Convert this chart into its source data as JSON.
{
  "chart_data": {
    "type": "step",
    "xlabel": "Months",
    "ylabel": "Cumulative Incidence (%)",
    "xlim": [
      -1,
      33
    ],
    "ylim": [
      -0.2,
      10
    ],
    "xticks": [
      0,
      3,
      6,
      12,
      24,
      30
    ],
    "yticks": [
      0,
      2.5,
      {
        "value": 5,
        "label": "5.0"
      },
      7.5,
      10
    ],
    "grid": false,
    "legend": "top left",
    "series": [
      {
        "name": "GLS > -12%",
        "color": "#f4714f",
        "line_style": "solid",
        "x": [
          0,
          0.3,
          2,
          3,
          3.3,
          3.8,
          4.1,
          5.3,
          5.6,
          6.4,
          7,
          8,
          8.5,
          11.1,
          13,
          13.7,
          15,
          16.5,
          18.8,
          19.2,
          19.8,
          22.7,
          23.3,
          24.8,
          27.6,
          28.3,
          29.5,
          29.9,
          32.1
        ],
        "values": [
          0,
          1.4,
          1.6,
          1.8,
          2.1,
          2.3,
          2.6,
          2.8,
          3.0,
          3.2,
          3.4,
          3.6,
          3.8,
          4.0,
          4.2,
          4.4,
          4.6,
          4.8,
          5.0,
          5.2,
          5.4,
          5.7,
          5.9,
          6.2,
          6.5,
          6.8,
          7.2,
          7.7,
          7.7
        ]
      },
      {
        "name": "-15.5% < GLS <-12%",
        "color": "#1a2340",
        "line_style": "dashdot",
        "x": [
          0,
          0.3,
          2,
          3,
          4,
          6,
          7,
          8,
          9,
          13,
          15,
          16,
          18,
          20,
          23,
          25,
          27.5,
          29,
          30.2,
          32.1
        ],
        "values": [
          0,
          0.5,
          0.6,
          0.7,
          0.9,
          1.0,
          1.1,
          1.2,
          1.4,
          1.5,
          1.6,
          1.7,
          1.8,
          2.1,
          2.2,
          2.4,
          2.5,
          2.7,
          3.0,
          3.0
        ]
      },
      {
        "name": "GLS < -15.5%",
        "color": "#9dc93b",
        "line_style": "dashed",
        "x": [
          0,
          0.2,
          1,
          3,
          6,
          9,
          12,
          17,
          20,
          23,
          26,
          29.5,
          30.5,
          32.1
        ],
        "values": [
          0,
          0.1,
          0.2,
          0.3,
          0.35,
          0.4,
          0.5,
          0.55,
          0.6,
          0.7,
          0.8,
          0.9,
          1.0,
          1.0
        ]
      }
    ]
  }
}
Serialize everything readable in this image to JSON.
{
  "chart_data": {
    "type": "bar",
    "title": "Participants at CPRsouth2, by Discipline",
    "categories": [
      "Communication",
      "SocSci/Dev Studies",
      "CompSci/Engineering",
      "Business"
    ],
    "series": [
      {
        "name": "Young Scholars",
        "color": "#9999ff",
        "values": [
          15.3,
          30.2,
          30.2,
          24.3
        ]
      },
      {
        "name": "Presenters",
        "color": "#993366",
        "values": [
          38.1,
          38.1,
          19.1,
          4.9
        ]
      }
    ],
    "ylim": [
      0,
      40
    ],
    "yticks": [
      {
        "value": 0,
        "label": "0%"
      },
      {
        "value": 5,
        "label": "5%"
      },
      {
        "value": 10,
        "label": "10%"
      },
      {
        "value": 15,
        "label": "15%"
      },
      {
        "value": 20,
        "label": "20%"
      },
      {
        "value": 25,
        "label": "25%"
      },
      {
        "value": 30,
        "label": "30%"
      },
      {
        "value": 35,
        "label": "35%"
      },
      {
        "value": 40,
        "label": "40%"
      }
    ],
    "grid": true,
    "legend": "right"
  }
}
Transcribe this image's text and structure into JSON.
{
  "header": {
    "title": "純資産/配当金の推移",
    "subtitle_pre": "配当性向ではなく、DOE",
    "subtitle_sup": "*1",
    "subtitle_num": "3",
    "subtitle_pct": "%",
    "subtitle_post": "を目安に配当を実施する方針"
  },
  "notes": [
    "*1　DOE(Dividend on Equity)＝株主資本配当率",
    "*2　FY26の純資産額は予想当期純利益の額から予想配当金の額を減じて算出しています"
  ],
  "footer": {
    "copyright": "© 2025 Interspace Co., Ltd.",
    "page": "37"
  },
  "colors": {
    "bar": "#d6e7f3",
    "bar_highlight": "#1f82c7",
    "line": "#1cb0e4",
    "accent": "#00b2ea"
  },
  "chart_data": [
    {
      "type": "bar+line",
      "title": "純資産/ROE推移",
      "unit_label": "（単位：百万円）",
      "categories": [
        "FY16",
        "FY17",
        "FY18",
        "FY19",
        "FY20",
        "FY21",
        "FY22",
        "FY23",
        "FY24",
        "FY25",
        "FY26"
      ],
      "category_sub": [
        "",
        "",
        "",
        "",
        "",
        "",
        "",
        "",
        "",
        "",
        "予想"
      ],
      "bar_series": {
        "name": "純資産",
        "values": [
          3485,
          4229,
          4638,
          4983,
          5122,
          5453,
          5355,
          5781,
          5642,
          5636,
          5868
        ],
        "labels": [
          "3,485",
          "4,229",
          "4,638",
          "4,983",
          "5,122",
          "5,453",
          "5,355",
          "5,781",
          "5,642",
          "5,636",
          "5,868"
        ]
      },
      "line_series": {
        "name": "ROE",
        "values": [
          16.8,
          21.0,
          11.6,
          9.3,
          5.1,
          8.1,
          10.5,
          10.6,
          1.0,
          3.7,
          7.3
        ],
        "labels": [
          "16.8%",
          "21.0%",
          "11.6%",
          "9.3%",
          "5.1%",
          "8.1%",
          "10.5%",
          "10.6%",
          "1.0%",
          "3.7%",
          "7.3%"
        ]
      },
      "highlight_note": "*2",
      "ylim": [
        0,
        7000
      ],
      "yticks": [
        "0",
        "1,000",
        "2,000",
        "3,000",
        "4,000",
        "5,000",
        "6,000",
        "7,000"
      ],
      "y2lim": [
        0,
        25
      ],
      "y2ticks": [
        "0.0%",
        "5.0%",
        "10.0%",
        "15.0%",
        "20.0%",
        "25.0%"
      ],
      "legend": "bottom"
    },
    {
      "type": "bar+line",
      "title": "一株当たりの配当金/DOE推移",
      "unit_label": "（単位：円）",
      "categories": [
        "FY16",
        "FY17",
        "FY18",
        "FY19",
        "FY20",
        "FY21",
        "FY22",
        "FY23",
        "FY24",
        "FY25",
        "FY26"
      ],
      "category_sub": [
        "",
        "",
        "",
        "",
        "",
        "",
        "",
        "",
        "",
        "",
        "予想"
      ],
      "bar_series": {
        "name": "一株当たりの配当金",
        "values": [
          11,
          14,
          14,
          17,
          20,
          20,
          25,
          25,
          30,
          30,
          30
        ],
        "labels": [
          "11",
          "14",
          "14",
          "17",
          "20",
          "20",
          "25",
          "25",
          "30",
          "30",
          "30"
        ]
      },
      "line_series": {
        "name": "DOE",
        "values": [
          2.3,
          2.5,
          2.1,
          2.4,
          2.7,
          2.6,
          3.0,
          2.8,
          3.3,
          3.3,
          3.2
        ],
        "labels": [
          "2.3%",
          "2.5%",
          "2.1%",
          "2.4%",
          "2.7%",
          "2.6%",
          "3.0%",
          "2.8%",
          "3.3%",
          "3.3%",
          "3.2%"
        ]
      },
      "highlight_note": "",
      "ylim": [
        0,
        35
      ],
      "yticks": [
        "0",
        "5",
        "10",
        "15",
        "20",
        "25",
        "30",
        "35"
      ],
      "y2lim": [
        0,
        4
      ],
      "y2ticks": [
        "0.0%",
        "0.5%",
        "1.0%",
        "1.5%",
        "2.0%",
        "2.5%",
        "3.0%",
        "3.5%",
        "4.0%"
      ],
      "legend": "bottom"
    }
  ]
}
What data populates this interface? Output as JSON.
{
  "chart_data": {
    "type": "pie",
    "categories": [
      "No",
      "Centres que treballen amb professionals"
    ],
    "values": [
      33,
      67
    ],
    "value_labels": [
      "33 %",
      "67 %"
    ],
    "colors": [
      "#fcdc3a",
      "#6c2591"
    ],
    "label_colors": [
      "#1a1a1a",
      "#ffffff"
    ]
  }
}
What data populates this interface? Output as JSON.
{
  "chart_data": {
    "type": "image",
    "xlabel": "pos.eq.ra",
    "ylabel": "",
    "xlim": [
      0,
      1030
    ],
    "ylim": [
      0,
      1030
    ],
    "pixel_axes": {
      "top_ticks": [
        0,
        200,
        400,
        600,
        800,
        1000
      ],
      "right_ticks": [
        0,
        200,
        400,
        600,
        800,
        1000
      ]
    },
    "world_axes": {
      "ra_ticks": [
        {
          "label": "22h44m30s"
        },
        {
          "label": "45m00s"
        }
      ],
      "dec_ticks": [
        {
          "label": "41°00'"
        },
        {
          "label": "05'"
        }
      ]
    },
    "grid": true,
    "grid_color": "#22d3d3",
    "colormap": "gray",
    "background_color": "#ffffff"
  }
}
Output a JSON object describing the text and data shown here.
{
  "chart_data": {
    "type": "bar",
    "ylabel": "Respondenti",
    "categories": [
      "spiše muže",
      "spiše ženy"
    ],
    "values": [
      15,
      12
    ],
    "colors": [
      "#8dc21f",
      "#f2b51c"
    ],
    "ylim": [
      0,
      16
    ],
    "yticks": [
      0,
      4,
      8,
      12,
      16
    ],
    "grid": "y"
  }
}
━━━
Filter lines by "legend" and return each hit.

**REPLY:**
    "legend": "top left",
    "legend": "right"
      "legend": "bottom"
      "legend": "bottom"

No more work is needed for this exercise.